● DATA EXCERPTS:
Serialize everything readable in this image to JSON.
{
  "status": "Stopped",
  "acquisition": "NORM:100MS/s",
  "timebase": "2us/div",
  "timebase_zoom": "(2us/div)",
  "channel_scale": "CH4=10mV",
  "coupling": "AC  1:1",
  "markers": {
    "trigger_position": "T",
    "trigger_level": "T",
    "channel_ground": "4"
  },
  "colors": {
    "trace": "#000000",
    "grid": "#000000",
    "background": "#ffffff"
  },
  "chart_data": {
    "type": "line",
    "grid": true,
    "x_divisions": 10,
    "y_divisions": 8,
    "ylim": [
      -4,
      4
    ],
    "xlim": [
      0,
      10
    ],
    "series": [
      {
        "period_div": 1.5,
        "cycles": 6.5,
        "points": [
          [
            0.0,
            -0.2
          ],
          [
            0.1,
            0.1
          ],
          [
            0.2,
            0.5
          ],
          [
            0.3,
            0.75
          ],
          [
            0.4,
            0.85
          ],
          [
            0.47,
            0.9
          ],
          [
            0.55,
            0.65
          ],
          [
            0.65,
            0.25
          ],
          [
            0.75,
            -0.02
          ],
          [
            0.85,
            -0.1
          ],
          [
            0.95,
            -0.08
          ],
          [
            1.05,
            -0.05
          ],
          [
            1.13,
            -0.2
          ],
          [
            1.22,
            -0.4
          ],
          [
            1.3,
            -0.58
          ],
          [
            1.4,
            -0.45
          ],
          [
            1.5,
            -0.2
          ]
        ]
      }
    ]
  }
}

● JOB: Copy out the data shown above without altering anything.

● EXERCISE SOLUTION:
Serialize everything readable in this image to JSON.
{
  "status": "Stopped",
  "acquisition": "NORM:100MS/s",
  "timebase": "2us/div",
  "timebase_zoom": "(2us/div)",
  "channel_scale": "CH4=10mV",
  "coupling": "AC  1:1",
  "markers": {
    "trigger_position": "T",
    "trigger_level": "T",
    "channel_ground": "4"
  },
  "colors": {
    "trace": "#000000",
    "grid": "#000000",
    "background": "#ffffff"
  },
  "chart_data": {
    "type": "line",
    "grid": true,
    "x_divisions": 10,
    "y_divisions": 8,
    "ylim": [
      -4,
      4
    ],
    "xlim": [
      0,
      10
    ],
    "series": [
      {
        "period_div": 1.5,
        "cycles": 6.5,
        "points": [
          [
            0.0,
            -0.2
          ],
          [
            0.1,
            0.1
          ],
          [
            0.2,
            0.5
          ],
          [
            0.3,
            0.75
          ],
          [
            0.4,
            0.85
          ],
          [
            0.47,
            0.9
          ],
          [
            0.55,
            0.65
          ],
          [
            0.65,
            0.25
          ],
          [
            0.75,
            -0.02
          ],
          [
            0.85,
            -0.1
          ],
          [
            0.95,
            -0.08
          ],
          [
            1.05,
            -0.05
          ],
          [
            1.13,
            -0.2
          ],
          [
            1.22,
            -0.4
          ],
          [
            1.3,
            -0.58
          ],
          [
            1.4,
            -0.45
          ],
          [
            1.5,
            -0.2
          ]
        ]
      }
    ]
  }
}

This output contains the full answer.